**WORK TO DO:**
Transcribe the listing in full, excluding any pictures.

**DATA FOR THIS TASK:**

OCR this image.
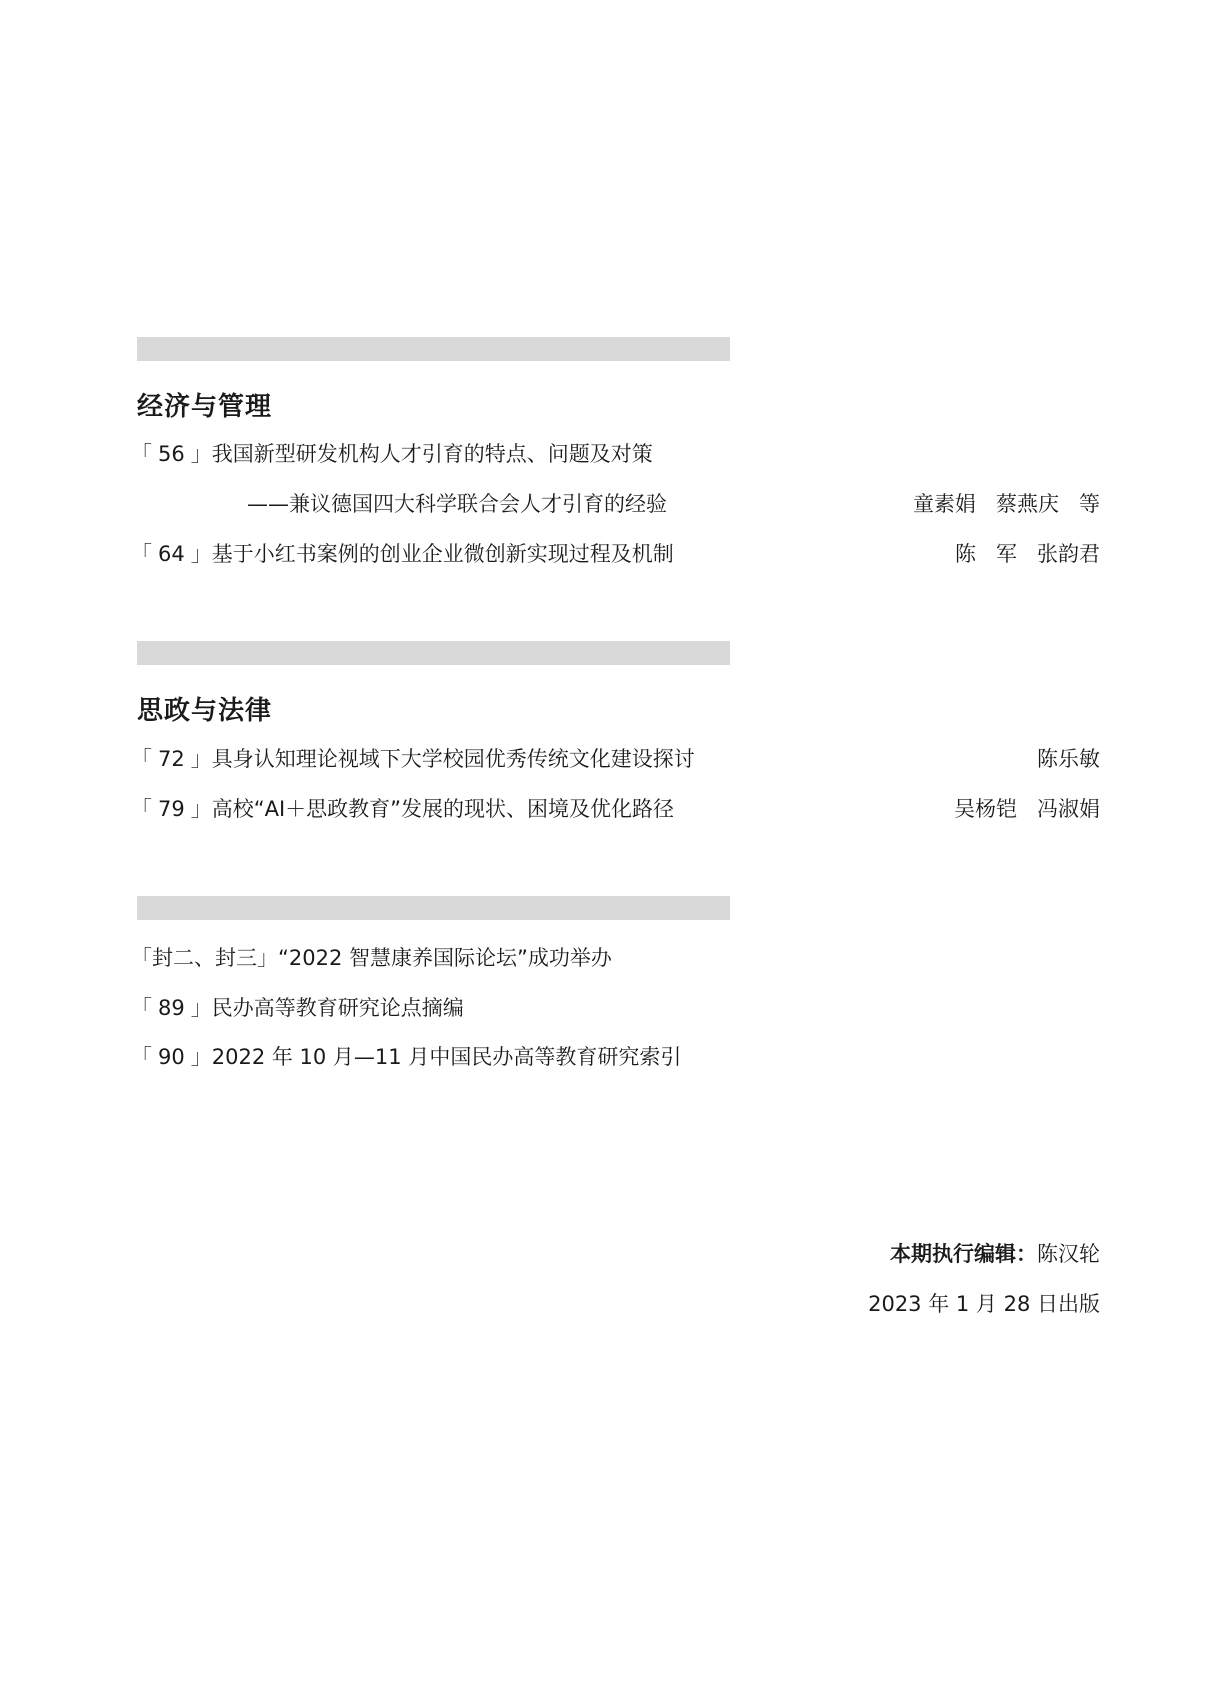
经济与管理
「 56 」我国新型研发机构人才引育的特点、问题及对策
——兼议德国四大科学联合会人才引育的经验	童素娟   蔡燕庆   等
「 64 」基于小红书案例的创业企业微创新实现过程及机制	陈   军   张韵君
思政与法律
「 72 」具身认知理论视域下大学校园优秀传统文化建设探讨	陈乐敏
「 79 」高校“AI＋思政教育”发展的现状、困境及优化路径	吴杨铠   冯淑娟
「封二、封三」“2022 智慧康养国际论坛”成功举办
「 89 」民办高等教育研究论点摘编
「 90 」2022 年 10 月—11 月中国民办高等教育研究索引
本期执行编辑：陈汉轮
2023 年 1 月 28 日出版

**OUTPUT OF THE EXERCISE:**
OCR this image.
经济与管理
「 56 」我国新型研发机构人才引育的特点、问题及对策
——兼议德国四大科学联合会人才引育的经验	童素娟   蔡燕庆   等
「 64 」基于小红书案例的创业企业微创新实现过程及机制	陈   军   张韵君
思政与法律
「 72 」具身认知理论视域下大学校园优秀传统文化建设探讨	陈乐敏
「 79 」高校“AI＋思政教育”发展的现状、困境及优化路径	吴杨铠   冯淑娟
「封二、封三」“2022 智慧康养国际论坛”成功举办
「 89 」民办高等教育研究论点摘编
「 90 」2022 年 10 月—11 月中国民办高等教育研究索引
本期执行编辑：陈汉轮
2023 年 1 月 28 日出版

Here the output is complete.